[Data extracted from a collection]
────────────────

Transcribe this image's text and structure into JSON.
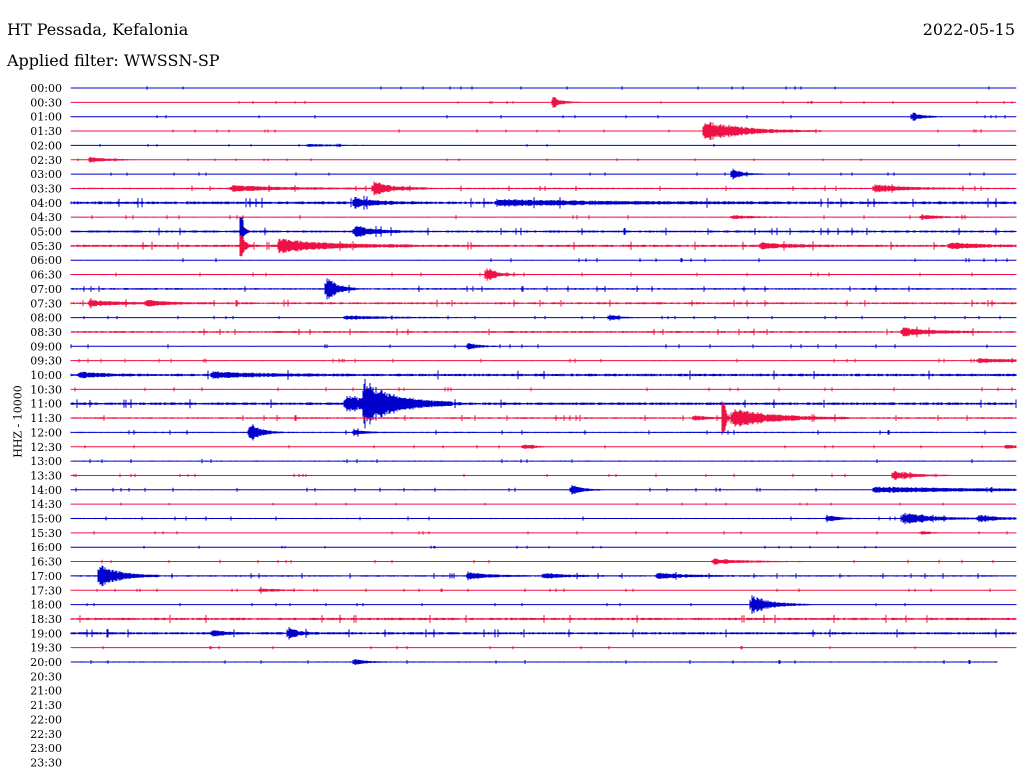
{
  "header": {
    "station": "HT Pessada, Kefalonia",
    "filter": "Applied filter: WWSSN-SP",
    "date": "2022-05-15"
  },
  "chart_data": {
    "type": "line",
    "title": "HT Pessada, Kefalonia",
    "subtitle": "Applied filter: WWSSN-SP",
    "ylabel": "HHZ - 10000",
    "xlabel": "",
    "date": "2022-05-15",
    "grid": false,
    "legend": "none",
    "colors": [
      "#0000cc",
      "#ee1144"
    ],
    "rows": [
      {
        "label": "00:00",
        "recorded": true,
        "noise": 0.5,
        "events": []
      },
      {
        "label": "00:30",
        "recorded": true,
        "noise": 0.4,
        "events": [
          {
            "t": 0.51,
            "amp": 6,
            "dur": 0.01
          }
        ]
      },
      {
        "label": "01:00",
        "recorded": true,
        "noise": 0.5,
        "events": [
          {
            "t": 0.89,
            "amp": 5,
            "dur": 0.01
          }
        ]
      },
      {
        "label": "01:30",
        "recorded": true,
        "noise": 0.5,
        "events": [
          {
            "t": 0.67,
            "amp": 11,
            "dur": 0.04
          }
        ]
      },
      {
        "label": "02:00",
        "recorded": true,
        "noise": 0.4,
        "events": [
          {
            "t": 0.25,
            "amp": 1.5,
            "dur": 0.03
          }
        ]
      },
      {
        "label": "02:30",
        "recorded": true,
        "noise": 0.4,
        "events": [
          {
            "t": 0.02,
            "amp": 3,
            "dur": 0.02
          }
        ]
      },
      {
        "label": "03:00",
        "recorded": true,
        "noise": 0.5,
        "events": [
          {
            "t": 0.7,
            "amp": 6,
            "dur": 0.01
          }
        ]
      },
      {
        "label": "03:30",
        "recorded": true,
        "noise": 0.8,
        "events": [
          {
            "t": 0.17,
            "amp": 3,
            "dur": 0.05
          },
          {
            "t": 0.32,
            "amp": 7,
            "dur": 0.02
          },
          {
            "t": 0.85,
            "amp": 4,
            "dur": 0.03
          }
        ]
      },
      {
        "label": "04:00",
        "recorded": true,
        "noise": 1.4,
        "events": [
          {
            "t": 0.3,
            "amp": 5,
            "dur": 0.02
          },
          {
            "t": 0.45,
            "amp": 3,
            "dur": 0.1
          }
        ]
      },
      {
        "label": "04:30",
        "recorded": true,
        "noise": 0.6,
        "events": [
          {
            "t": 0.7,
            "amp": 2,
            "dur": 0.02
          },
          {
            "t": 0.9,
            "amp": 2.5,
            "dur": 0.02
          }
        ]
      },
      {
        "label": "05:00",
        "recorded": true,
        "noise": 1.1,
        "events": [
          {
            "t": 0.18,
            "amp": 30,
            "dur": 0.002
          },
          {
            "t": 0.3,
            "amp": 6,
            "dur": 0.02
          }
        ]
      },
      {
        "label": "05:30",
        "recorded": true,
        "noise": 1.2,
        "events": [
          {
            "t": 0.18,
            "amp": 20,
            "dur": 0.003
          },
          {
            "t": 0.22,
            "amp": 7,
            "dur": 0.05
          },
          {
            "t": 0.73,
            "amp": 3,
            "dur": 0.03
          },
          {
            "t": 0.93,
            "amp": 3,
            "dur": 0.03
          }
        ]
      },
      {
        "label": "06:00",
        "recorded": true,
        "noise": 0.6,
        "events": []
      },
      {
        "label": "06:30",
        "recorded": true,
        "noise": 0.6,
        "events": [
          {
            "t": 0.44,
            "amp": 8,
            "dur": 0.01
          }
        ]
      },
      {
        "label": "07:00",
        "recorded": true,
        "noise": 0.9,
        "events": [
          {
            "t": 0.27,
            "amp": 14,
            "dur": 0.01
          }
        ]
      },
      {
        "label": "07:30",
        "recorded": true,
        "noise": 1.0,
        "events": [
          {
            "t": 0.02,
            "amp": 3,
            "dur": 0.03
          },
          {
            "t": 0.08,
            "amp": 3,
            "dur": 0.02
          }
        ]
      },
      {
        "label": "08:00",
        "recorded": true,
        "noise": 0.5,
        "events": [
          {
            "t": 0.29,
            "amp": 2,
            "dur": 0.05
          },
          {
            "t": 0.57,
            "amp": 3,
            "dur": 0.01
          }
        ]
      },
      {
        "label": "08:30",
        "recorded": true,
        "noise": 1.0,
        "events": [
          {
            "t": 0.88,
            "amp": 4,
            "dur": 0.03
          }
        ]
      },
      {
        "label": "09:00",
        "recorded": true,
        "noise": 0.6,
        "events": [
          {
            "t": 0.42,
            "amp": 4,
            "dur": 0.01
          }
        ]
      },
      {
        "label": "09:30",
        "recorded": true,
        "noise": 0.6,
        "events": [
          {
            "t": 0.96,
            "amp": 2.5,
            "dur": 0.04
          }
        ]
      },
      {
        "label": "10:00",
        "recorded": true,
        "noise": 1.3,
        "events": [
          {
            "t": 0.01,
            "amp": 3,
            "dur": 0.02
          },
          {
            "t": 0.15,
            "amp": 3,
            "dur": 0.05
          }
        ]
      },
      {
        "label": "10:30",
        "recorded": true,
        "noise": 0.6,
        "events": []
      },
      {
        "label": "11:00",
        "recorded": true,
        "noise": 1.3,
        "events": [
          {
            "t": 0.29,
            "amp": 8,
            "dur": 0.04
          },
          {
            "t": 0.31,
            "amp": 20,
            "dur": 0.03
          }
        ]
      },
      {
        "label": "11:30",
        "recorded": true,
        "noise": 0.9,
        "events": [
          {
            "t": 0.69,
            "amp": 35,
            "dur": 0.002
          },
          {
            "t": 0.7,
            "amp": 10,
            "dur": 0.04
          },
          {
            "t": 0.66,
            "amp": 3,
            "dur": 0.01
          }
        ]
      },
      {
        "label": "12:00",
        "recorded": true,
        "noise": 0.7,
        "events": [
          {
            "t": 0.19,
            "amp": 10,
            "dur": 0.01
          },
          {
            "t": 0.3,
            "amp": 3,
            "dur": 0.01
          }
        ]
      },
      {
        "label": "12:30",
        "recorded": true,
        "noise": 0.5,
        "events": [
          {
            "t": 0.48,
            "amp": 3,
            "dur": 0.01
          },
          {
            "t": 0.99,
            "amp": 2.5,
            "dur": 0.01
          }
        ]
      },
      {
        "label": "13:00",
        "recorded": true,
        "noise": 0.6,
        "events": []
      },
      {
        "label": "13:30",
        "recorded": true,
        "noise": 0.5,
        "events": [
          {
            "t": 0.87,
            "amp": 5,
            "dur": 0.02
          }
        ]
      },
      {
        "label": "14:00",
        "recorded": true,
        "noise": 0.6,
        "events": [
          {
            "t": 0.53,
            "amp": 5,
            "dur": 0.01
          },
          {
            "t": 0.85,
            "amp": 3,
            "dur": 0.12
          }
        ]
      },
      {
        "label": "14:30",
        "recorded": true,
        "noise": 0.4,
        "events": []
      },
      {
        "label": "15:00",
        "recorded": true,
        "noise": 0.6,
        "events": [
          {
            "t": 0.8,
            "amp": 4,
            "dur": 0.01
          },
          {
            "t": 0.88,
            "amp": 6,
            "dur": 0.03
          },
          {
            "t": 0.96,
            "amp": 3,
            "dur": 0.03
          }
        ]
      },
      {
        "label": "15:30",
        "recorded": true,
        "noise": 0.5,
        "events": [
          {
            "t": 0.9,
            "amp": 2,
            "dur": 0.01
          }
        ]
      },
      {
        "label": "16:00",
        "recorded": true,
        "noise": 0.4,
        "events": []
      },
      {
        "label": "16:30",
        "recorded": true,
        "noise": 0.5,
        "events": [
          {
            "t": 0.68,
            "amp": 3,
            "dur": 0.03
          }
        ]
      },
      {
        "label": "17:00",
        "recorded": true,
        "noise": 0.8,
        "events": [
          {
            "t": 0.03,
            "amp": 12,
            "dur": 0.02
          },
          {
            "t": 0.42,
            "amp": 4,
            "dur": 0.02
          },
          {
            "t": 0.5,
            "amp": 3,
            "dur": 0.02
          },
          {
            "t": 0.62,
            "amp": 3,
            "dur": 0.03
          }
        ]
      },
      {
        "label": "17:30",
        "recorded": true,
        "noise": 0.5,
        "events": [
          {
            "t": 0.2,
            "amp": 2,
            "dur": 0.02
          }
        ]
      },
      {
        "label": "18:00",
        "recorded": true,
        "noise": 0.5,
        "events": [
          {
            "t": 0.72,
            "amp": 10,
            "dur": 0.02
          }
        ]
      },
      {
        "label": "18:30",
        "recorded": true,
        "noise": 1.2,
        "events": []
      },
      {
        "label": "19:00",
        "recorded": true,
        "noise": 1.2,
        "events": [
          {
            "t": 0.23,
            "amp": 6,
            "dur": 0.01
          },
          {
            "t": 0.15,
            "amp": 4,
            "dur": 0.01
          }
        ]
      },
      {
        "label": "19:30",
        "recorded": true,
        "noise": 0.5,
        "events": []
      },
      {
        "label": "20:00",
        "recorded": true,
        "noise": 0.6,
        "events": [
          {
            "t": 0.3,
            "amp": 4,
            "dur": 0.01
          }
        ],
        "end": 0.98
      },
      {
        "label": "20:30",
        "recorded": false
      },
      {
        "label": "21:00",
        "recorded": false
      },
      {
        "label": "21:30",
        "recorded": false
      },
      {
        "label": "22:00",
        "recorded": false
      },
      {
        "label": "22:30",
        "recorded": false
      },
      {
        "label": "23:00",
        "recorded": false
      },
      {
        "label": "23:30",
        "recorded": false
      }
    ]
  }
}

────────────────

■ YOUR INSTRUCTIONS: Pull out every line in the material above where "WWSSN" occurs.

■ RESPONSE TO THIS TASK:
    "filter": "Applied filter: WWSSN-SP",
    "subtitle": "Applied filter: WWSSN-SP",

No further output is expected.